==== RAW RECORDS

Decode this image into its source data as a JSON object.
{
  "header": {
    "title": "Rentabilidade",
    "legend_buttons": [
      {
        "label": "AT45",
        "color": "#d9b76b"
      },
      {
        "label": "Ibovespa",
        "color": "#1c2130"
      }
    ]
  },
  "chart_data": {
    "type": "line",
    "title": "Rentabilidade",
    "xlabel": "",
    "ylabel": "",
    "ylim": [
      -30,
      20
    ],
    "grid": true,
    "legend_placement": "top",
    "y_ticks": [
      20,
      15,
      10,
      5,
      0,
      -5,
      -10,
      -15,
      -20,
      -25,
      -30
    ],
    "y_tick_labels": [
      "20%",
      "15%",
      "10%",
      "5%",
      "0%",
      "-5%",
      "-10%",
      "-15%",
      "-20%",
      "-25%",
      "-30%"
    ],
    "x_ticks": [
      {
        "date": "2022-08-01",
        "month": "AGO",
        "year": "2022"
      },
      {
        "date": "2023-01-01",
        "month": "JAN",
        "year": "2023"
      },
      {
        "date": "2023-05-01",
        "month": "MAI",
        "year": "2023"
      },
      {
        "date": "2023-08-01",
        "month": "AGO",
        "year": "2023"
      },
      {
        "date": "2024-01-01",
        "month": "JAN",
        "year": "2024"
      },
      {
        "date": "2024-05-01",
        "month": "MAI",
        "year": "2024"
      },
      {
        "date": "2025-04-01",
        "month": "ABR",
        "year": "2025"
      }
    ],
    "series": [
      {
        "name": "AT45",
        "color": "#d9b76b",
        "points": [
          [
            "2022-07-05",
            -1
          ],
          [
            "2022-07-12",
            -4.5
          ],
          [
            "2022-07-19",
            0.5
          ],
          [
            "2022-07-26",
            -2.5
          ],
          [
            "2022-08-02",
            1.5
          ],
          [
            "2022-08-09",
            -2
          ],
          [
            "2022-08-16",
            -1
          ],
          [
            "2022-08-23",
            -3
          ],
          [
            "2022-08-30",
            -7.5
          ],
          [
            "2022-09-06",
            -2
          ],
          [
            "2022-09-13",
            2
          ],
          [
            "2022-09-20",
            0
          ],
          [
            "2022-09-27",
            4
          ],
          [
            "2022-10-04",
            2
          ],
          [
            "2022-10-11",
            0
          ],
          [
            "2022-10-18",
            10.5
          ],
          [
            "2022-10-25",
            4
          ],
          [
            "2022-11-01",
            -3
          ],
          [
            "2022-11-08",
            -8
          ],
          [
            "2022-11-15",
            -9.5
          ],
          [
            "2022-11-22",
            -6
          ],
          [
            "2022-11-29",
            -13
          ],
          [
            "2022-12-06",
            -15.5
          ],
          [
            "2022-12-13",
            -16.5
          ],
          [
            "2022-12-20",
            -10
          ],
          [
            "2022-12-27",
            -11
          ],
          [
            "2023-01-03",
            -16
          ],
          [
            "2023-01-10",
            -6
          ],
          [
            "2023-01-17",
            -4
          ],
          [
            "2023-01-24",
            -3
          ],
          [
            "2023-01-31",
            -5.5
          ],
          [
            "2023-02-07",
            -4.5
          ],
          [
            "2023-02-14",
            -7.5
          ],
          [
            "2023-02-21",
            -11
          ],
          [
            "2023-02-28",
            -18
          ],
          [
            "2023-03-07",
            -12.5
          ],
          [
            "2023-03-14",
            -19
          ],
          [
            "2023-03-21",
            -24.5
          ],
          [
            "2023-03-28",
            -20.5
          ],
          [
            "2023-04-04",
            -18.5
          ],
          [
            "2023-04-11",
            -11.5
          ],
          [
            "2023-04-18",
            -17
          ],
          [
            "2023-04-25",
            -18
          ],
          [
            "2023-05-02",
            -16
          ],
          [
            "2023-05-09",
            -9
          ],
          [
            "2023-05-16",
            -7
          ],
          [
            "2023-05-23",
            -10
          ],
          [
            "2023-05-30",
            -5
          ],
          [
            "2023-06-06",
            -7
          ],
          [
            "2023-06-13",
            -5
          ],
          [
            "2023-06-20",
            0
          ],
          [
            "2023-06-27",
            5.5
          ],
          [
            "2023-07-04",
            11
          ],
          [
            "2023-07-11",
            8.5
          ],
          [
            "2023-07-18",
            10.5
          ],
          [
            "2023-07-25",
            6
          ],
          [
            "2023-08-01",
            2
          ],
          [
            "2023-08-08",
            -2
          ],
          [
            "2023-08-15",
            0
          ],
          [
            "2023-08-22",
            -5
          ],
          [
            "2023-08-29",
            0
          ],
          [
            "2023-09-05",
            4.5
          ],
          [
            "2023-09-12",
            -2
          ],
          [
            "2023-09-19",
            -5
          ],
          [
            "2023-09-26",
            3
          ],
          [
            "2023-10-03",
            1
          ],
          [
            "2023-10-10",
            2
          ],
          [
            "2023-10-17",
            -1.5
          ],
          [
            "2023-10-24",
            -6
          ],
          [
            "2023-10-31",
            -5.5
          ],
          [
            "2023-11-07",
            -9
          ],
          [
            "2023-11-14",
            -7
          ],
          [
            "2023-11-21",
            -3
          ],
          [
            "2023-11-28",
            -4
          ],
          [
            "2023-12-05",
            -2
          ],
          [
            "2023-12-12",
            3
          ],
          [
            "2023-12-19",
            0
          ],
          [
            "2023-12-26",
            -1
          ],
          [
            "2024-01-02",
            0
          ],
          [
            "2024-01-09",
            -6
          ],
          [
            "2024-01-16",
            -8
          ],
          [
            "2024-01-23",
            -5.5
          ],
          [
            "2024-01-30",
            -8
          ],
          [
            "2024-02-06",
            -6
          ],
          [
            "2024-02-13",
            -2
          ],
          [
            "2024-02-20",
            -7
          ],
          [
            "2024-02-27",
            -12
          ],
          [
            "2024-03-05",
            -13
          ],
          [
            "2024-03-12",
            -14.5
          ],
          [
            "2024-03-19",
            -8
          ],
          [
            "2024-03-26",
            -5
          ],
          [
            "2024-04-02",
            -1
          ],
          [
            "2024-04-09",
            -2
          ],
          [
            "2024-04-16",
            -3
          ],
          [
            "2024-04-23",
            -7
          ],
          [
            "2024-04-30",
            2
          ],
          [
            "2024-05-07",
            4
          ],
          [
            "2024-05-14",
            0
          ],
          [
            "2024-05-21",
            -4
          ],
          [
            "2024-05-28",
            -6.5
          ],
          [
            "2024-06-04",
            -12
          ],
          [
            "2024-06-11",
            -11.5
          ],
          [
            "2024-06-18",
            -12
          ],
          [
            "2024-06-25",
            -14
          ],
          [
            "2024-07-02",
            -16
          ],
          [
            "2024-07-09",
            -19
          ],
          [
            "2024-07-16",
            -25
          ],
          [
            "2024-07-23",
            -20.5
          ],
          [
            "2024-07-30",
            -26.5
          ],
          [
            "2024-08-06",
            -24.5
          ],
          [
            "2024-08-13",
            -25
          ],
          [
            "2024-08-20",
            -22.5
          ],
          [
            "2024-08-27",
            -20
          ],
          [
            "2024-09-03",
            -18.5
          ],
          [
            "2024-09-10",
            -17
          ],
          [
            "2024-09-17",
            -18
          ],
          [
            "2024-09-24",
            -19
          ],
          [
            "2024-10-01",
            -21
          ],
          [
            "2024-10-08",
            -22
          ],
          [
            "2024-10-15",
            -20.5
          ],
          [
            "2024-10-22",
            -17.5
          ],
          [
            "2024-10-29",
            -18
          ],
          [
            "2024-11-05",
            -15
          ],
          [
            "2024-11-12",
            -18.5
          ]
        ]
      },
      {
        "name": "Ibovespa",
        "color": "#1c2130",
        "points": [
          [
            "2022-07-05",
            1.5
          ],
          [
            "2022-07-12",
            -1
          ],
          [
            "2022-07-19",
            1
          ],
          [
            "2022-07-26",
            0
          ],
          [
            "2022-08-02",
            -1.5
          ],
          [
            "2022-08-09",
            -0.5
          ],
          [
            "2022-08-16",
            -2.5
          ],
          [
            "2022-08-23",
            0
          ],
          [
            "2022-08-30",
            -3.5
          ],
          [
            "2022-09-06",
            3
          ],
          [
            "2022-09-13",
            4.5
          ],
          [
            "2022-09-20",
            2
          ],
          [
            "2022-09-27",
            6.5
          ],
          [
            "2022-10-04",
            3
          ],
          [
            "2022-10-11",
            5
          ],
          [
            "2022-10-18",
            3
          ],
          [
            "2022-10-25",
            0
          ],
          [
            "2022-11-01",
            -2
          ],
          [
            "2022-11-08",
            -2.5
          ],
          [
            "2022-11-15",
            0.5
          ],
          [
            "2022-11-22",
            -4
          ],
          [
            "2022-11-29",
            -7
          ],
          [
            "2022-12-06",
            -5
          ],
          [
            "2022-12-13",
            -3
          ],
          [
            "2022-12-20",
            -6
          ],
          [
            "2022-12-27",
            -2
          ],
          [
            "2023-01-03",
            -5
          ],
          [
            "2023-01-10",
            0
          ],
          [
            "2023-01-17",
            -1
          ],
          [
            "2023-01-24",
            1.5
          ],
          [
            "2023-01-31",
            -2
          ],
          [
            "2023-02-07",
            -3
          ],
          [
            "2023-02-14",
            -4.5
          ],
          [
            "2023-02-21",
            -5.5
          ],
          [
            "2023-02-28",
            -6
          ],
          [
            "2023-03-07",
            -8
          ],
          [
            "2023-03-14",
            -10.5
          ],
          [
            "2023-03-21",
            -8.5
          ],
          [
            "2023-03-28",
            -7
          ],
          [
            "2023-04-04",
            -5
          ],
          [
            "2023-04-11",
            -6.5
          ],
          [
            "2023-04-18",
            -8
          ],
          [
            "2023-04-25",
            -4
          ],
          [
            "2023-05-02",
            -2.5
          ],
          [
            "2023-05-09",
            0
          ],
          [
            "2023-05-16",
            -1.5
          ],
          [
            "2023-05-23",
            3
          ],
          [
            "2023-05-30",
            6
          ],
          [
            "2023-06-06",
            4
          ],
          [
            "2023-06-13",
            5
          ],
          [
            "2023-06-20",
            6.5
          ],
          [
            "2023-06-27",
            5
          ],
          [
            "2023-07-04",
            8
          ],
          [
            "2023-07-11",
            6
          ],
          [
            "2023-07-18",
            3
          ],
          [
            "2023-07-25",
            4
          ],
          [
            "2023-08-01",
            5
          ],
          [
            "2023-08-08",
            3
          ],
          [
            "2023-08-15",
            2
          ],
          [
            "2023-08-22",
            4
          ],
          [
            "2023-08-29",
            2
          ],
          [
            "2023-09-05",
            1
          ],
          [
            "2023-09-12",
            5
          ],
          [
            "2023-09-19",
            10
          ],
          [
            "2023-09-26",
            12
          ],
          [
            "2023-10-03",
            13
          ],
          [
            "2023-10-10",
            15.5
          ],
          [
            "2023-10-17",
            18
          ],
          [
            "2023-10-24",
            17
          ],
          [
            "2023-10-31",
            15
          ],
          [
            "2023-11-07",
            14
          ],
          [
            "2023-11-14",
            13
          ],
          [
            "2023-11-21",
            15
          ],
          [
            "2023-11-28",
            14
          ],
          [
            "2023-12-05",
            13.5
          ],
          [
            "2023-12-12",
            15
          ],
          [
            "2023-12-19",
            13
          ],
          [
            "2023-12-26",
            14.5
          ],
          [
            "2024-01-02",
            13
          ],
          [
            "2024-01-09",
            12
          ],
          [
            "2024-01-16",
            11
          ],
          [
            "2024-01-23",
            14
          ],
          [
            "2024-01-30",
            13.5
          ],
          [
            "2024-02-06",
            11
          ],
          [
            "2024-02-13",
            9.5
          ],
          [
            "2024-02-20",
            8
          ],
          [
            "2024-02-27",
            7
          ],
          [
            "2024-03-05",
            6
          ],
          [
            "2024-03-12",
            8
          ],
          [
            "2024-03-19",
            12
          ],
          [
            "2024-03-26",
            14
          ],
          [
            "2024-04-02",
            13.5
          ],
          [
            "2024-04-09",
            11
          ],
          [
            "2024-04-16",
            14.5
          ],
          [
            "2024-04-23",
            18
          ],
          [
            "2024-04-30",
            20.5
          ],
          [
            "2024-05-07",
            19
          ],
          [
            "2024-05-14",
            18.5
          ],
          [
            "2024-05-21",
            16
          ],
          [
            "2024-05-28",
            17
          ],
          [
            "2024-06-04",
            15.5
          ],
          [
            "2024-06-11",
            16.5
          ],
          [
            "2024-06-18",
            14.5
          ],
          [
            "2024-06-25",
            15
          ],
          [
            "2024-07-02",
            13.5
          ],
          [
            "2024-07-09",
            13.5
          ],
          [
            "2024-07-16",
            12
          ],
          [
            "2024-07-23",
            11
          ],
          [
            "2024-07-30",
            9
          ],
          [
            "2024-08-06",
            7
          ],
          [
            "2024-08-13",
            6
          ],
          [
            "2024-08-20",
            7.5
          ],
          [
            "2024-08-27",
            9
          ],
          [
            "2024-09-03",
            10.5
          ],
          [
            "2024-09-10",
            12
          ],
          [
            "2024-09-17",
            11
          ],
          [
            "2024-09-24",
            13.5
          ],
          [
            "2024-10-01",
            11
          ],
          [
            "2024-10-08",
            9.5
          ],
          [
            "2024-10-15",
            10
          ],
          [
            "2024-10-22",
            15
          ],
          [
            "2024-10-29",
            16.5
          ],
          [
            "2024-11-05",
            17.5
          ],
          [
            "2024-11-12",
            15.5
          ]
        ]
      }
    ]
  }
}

========

EXERCISE AIM: Give solely the number of lines in the data that contain the string "color".

ANSWER TO THIS EXERCISE: 4